## Objective:
Extract every record, keeping each one exactly as it is.

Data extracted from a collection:

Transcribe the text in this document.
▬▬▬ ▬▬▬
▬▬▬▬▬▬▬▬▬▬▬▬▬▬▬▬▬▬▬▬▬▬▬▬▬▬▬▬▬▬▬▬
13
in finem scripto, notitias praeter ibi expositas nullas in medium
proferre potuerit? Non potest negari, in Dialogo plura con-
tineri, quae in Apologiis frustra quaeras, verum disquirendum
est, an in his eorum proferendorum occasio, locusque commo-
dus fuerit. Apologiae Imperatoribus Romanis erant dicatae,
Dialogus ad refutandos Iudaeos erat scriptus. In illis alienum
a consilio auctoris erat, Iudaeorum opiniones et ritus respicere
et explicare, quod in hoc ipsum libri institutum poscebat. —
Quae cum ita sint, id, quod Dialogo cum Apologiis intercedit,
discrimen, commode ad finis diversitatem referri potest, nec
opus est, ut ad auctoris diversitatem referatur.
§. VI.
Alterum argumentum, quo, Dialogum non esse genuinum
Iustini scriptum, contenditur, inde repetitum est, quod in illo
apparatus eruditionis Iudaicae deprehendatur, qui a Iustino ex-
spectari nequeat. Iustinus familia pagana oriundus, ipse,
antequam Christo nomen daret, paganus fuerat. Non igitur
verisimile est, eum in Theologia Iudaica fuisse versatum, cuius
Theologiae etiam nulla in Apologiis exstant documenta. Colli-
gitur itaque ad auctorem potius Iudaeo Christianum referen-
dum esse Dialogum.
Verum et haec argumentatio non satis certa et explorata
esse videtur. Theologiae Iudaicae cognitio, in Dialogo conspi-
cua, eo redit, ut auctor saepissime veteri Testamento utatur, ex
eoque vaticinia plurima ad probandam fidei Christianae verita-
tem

## Output of the task:
Transcribe the text in this document.
▬▬▬ ▬▬▬
▬▬▬▬▬▬▬▬▬▬▬▬▬▬▬▬▬▬▬▬▬▬▬▬▬▬▬▬▬▬▬▬
13
in finem scripto, notitias praeter ibi expositas nullas in medium
proferre potuerit? Non potest negari, in Dialogo plura con-
tineri, quae in Apologiis frustra quaeras, verum disquirendum
est, an in his eorum proferendorum occasio, locusque commo-
dus fuerit. Apologiae Imperatoribus Romanis erant dicatae,
Dialogus ad refutandos Iudaeos erat scriptus. In illis alienum
a consilio auctoris erat, Iudaeorum opiniones et ritus respicere
et explicare, quod in hoc ipsum libri institutum poscebat. —
Quae cum ita sint, id, quod Dialogo cum Apologiis intercedit,
discrimen, commode ad finis diversitatem referri potest, nec
opus est, ut ad auctoris diversitatem referatur.
§. VI.
Alterum argumentum, quo, Dialogum non esse genuinum
Iustini scriptum, contenditur, inde repetitum est, quod in illo
apparatus eruditionis Iudaicae deprehendatur, qui a Iustino ex-
spectari nequeat. Iustinus familia pagana oriundus, ipse,
antequam Christo nomen daret, paganus fuerat. Non igitur
verisimile est, eum in Theologia Iudaica fuisse versatum, cuius
Theologiae etiam nulla in Apologiis exstant documenta. Colli-
gitur itaque ad auctorem potius Iudaeo Christianum referen-
dum esse Dialogum.
Verum et haec argumentatio non satis certa et explorata
esse videtur. Theologiae Iudaicae cognitio, in Dialogo conspi-
cua, eo redit, ut auctor saepissime veteri Testamento utatur, ex
eoque vaticinia plurima ad probandam fidei Christianae verita-
tem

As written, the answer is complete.